Items from a figure collection

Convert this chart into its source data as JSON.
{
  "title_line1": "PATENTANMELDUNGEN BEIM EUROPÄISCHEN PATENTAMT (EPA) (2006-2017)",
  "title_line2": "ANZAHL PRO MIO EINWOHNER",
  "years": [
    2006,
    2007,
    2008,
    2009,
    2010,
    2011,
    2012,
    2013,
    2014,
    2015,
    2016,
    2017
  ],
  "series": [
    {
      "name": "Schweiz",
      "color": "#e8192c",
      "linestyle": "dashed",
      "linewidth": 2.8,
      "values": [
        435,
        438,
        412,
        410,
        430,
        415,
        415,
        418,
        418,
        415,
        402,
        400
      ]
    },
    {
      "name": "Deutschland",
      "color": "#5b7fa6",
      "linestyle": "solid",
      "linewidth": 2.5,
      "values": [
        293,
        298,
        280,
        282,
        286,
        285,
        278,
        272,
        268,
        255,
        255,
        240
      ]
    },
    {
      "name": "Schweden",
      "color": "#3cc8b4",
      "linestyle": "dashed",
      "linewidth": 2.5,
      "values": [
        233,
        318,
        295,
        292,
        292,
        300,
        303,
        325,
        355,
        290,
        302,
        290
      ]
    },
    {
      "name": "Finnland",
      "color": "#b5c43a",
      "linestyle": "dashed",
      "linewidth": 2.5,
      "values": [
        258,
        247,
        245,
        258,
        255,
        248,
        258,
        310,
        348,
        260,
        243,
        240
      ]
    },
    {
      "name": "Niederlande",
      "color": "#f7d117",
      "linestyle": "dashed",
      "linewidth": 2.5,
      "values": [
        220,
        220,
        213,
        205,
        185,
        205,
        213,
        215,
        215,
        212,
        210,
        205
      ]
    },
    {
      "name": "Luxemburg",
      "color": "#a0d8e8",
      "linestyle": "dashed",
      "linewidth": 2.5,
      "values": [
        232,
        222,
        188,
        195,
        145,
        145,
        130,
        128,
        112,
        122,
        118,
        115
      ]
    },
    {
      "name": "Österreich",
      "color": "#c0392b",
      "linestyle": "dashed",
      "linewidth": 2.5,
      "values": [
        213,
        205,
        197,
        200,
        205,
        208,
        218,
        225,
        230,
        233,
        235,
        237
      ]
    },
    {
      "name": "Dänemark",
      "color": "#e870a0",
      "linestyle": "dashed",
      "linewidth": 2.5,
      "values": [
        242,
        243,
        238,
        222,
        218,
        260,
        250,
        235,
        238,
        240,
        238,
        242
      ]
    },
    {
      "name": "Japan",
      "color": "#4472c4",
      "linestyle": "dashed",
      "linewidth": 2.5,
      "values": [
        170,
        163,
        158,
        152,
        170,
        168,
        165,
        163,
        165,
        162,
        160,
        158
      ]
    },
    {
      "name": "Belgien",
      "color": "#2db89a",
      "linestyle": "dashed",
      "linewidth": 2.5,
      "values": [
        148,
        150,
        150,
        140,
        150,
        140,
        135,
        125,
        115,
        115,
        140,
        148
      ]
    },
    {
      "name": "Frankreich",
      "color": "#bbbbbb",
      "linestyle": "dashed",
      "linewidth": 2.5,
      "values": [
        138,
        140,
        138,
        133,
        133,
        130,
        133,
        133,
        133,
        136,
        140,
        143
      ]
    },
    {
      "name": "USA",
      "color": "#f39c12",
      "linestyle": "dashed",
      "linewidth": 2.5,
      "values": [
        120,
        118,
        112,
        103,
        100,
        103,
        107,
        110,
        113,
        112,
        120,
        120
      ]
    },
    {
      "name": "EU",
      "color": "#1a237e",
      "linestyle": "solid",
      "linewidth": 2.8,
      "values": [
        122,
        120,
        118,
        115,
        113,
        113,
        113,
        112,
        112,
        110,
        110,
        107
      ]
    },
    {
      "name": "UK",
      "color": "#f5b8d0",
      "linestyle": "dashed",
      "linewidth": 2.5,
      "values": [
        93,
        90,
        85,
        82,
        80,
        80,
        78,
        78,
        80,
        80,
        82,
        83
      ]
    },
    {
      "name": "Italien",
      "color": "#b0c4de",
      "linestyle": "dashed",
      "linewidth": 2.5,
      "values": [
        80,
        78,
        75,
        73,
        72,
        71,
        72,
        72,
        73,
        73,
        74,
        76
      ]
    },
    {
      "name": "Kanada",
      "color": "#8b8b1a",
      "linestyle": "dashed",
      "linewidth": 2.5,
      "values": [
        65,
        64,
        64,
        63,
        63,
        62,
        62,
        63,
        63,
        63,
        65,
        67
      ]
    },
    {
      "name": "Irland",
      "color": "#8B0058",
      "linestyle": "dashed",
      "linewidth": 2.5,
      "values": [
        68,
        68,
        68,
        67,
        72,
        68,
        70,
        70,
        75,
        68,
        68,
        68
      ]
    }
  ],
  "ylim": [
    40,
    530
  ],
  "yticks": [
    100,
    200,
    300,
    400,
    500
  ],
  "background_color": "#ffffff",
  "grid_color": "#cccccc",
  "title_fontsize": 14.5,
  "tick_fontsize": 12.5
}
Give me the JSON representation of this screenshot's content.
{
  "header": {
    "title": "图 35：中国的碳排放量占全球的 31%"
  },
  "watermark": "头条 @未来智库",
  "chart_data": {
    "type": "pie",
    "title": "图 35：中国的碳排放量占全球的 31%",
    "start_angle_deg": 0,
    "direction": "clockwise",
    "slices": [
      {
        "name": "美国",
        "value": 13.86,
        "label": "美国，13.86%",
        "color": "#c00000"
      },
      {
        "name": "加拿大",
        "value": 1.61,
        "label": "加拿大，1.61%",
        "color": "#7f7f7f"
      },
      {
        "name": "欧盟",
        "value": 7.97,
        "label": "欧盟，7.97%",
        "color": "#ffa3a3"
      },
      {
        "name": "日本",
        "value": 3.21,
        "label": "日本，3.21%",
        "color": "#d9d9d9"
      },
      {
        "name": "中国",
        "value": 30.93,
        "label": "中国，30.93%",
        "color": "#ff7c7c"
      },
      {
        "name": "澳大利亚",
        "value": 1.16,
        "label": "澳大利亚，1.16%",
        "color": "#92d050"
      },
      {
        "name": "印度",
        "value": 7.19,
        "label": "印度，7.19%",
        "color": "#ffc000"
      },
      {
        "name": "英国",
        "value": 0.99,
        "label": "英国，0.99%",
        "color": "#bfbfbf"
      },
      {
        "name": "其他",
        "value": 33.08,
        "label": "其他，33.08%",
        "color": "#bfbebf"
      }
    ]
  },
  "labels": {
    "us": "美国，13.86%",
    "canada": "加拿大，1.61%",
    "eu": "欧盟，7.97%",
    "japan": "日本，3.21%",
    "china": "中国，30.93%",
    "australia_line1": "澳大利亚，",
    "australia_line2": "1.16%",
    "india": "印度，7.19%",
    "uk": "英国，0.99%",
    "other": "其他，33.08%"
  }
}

**What is needed**
Repeat each record exactly. Omit nothing.

**Solved exercise**
Convert this chart into its source data as JSON.
{
  "title_line1": "PATENTANMELDUNGEN BEIM EUROPÄISCHEN PATENTAMT (EPA) (2006-2017)",
  "title_line2": "ANZAHL PRO MIO EINWOHNER",
  "years": [
    2006,
    2007,
    2008,
    2009,
    2010,
    2011,
    2012,
    2013,
    2014,
    2015,
    2016,
    2017
  ],
  "series": [
    {
      "name": "Schweiz",
      "color": "#e8192c",
      "linestyle": "dashed",
      "linewidth": 2.8,
      "values": [
        435,
        438,
        412,
        410,
        430,
        415,
        415,
        418,
        418,
        415,
        402,
        400
      ]
    },
    {
      "name": "Deutschland",
      "color": "#5b7fa6",
      "linestyle": "solid",
      "linewidth": 2.5,
      "values": [
        293,
        298,
        280,
        282,
        286,
        285,
        278,
        272,
        268,
        255,
        255,
        240
      ]
    },
    {
      "name": "Schweden",
      "color": "#3cc8b4",
      "linestyle": "dashed",
      "linewidth": 2.5,
      "values": [
        233,
        318,
        295,
        292,
        292,
        300,
        303,
        325,
        355,
        290,
        302,
        290
      ]
    },
    {
      "name": "Finnland",
      "color": "#b5c43a",
      "linestyle": "dashed",
      "linewidth": 2.5,
      "values": [
        258,
        247,
        245,
        258,
        255,
        248,
        258,
        310,
        348,
        260,
        243,
        240
      ]
    },
    {
      "name": "Niederlande",
      "color": "#f7d117",
      "linestyle": "dashed",
      "linewidth": 2.5,
      "values": [
        220,
        220,
        213,
        205,
        185,
        205,
        213,
        215,
        215,
        212,
        210,
        205
      ]
    },
    {
      "name": "Luxemburg",
      "color": "#a0d8e8",
      "linestyle": "dashed",
      "linewidth": 2.5,
      "values": [
        232,
        222,
        188,
        195,
        145,
        145,
        130,
        128,
        112,
        122,
        118,
        115
      ]
    },
    {
      "name": "Österreich",
      "color": "#c0392b",
      "linestyle": "dashed",
      "linewidth": 2.5,
      "values": [
        213,
        205,
        197,
        200,
        205,
        208,
        218,
        225,
        230,
        233,
        235,
        237
      ]
    },
    {
      "name": "Dänemark",
      "color": "#e870a0",
      "linestyle": "dashed",
      "linewidth": 2.5,
      "values": [
        242,
        243,
        238,
        222,
        218,
        260,
        250,
        235,
        238,
        240,
        238,
        242
      ]
    },
    {
      "name": "Japan",
      "color": "#4472c4",
      "linestyle": "dashed",
      "linewidth": 2.5,
      "values": [
        170,
        163,
        158,
        152,
        170,
        168,
        165,
        163,
        165,
        162,
        160,
        158
      ]
    },
    {
      "name": "Belgien",
      "color": "#2db89a",
      "linestyle": "dashed",
      "linewidth": 2.5,
      "values": [
        148,
        150,
        150,
        140,
        150,
        140,
        135,
        125,
        115,
        115,
        140,
        148
      ]
    },
    {
      "name": "Frankreich",
      "color": "#bbbbbb",
      "linestyle": "dashed",
      "linewidth": 2.5,
      "values": [
        138,
        140,
        138,
        133,
        133,
        130,
        133,
        133,
        133,
        136,
        140,
        143
      ]
    },
    {
      "name": "USA",
      "color": "#f39c12",
      "linestyle": "dashed",
      "linewidth": 2.5,
      "values": [
        120,
        118,
        112,
        103,
        100,
        103,
        107,
        110,
        113,
        112,
        120,
        120
      ]
    },
    {
      "name": "EU",
      "color": "#1a237e",
      "linestyle": "solid",
      "linewidth": 2.8,
      "values": [
        122,
        120,
        118,
        115,
        113,
        113,
        113,
        112,
        112,
        110,
        110,
        107
      ]
    },
    {
      "name": "UK",
      "color": "#f5b8d0",
      "linestyle": "dashed",
      "linewidth": 2.5,
      "values": [
        93,
        90,
        85,
        82,
        80,
        80,
        78,
        78,
        80,
        80,
        82,
        83
      ]
    },
    {
      "name": "Italien",
      "color": "#b0c4de",
      "linestyle": "dashed",
      "linewidth": 2.5,
      "values": [
        80,
        78,
        75,
        73,
        72,
        71,
        72,
        72,
        73,
        73,
        74,
        76
      ]
    },
    {
      "name": "Kanada",
      "color": "#8b8b1a",
      "linestyle": "dashed",
      "linewidth": 2.5,
      "values": [
        65,
        64,
        64,
        63,
        63,
        62,
        62,
        63,
        63,
        63,
        65,
        67
      ]
    },
    {
      "name": "Irland",
      "color": "#8B0058",
      "linestyle": "dashed",
      "linewidth": 2.5,
      "values": [
        68,
        68,
        68,
        67,
        72,
        68,
        70,
        70,
        75,
        68,
        68,
        68
      ]
    }
  ],
  "ylim": [
    40,
    530
  ],
  "yticks": [
    100,
    200,
    300,
    400,
    500
  ],
  "background_color": "#ffffff",
  "grid_color": "#cccccc",
  "title_fontsize": 14.5,
  "tick_fontsize": 12.5
}
Give me the JSON representation of this screenshot's content.
{
  "header": {
    "title": "图 35：中国的碳排放量占全球的 31%"
  },
  "watermark": "头条 @未来智库",
  "chart_data": {
    "type": "pie",
    "title": "图 35：中国的碳排放量占全球的 31%",
    "start_angle_deg": 0,
    "direction": "clockwise",
    "slices": [
      {
        "name": "美国",
        "value": 13.86,
        "label": "美国，13.86%",
        "color": "#c00000"
      },
      {
        "name": "加拿大",
        "value": 1.61,
        "label": "加拿大，1.61%",
        "color": "#7f7f7f"
      },
      {
        "name": "欧盟",
        "value": 7.97,
        "label": "欧盟，7.97%",
        "color": "#ffa3a3"
      },
      {
        "name": "日本",
        "value": 3.21,
        "label": "日本，3.21%",
        "color": "#d9d9d9"
      },
      {
        "name": "中国",
        "value": 30.93,
        "label": "中国，30.93%",
        "color": "#ff7c7c"
      },
      {
        "name": "澳大利亚",
        "value": 1.16,
        "label": "澳大利亚，1.16%",
        "color": "#92d050"
      },
      {
        "name": "印度",
        "value": 7.19,
        "label": "印度，7.19%",
        "color": "#ffc000"
      },
      {
        "name": "英国",
        "value": 0.99,
        "label": "英国，0.99%",
        "color": "#bfbfbf"
      },
      {
        "name": "其他",
        "value": 33.08,
        "label": "其他，33.08%",
        "color": "#bfbebf"
      }
    ]
  },
  "labels": {
    "us": "美国，13.86%",
    "canada": "加拿大，1.61%",
    "eu": "欧盟，7.97%",
    "japan": "日本，3.21%",
    "china": "中国，30.93%",
    "australia_line1": "澳大利亚，",
    "australia_line2": "1.16%",
    "india": "印度，7.19%",
    "uk": "英国，0.99%",
    "other": "其他，33.08%"
  }
}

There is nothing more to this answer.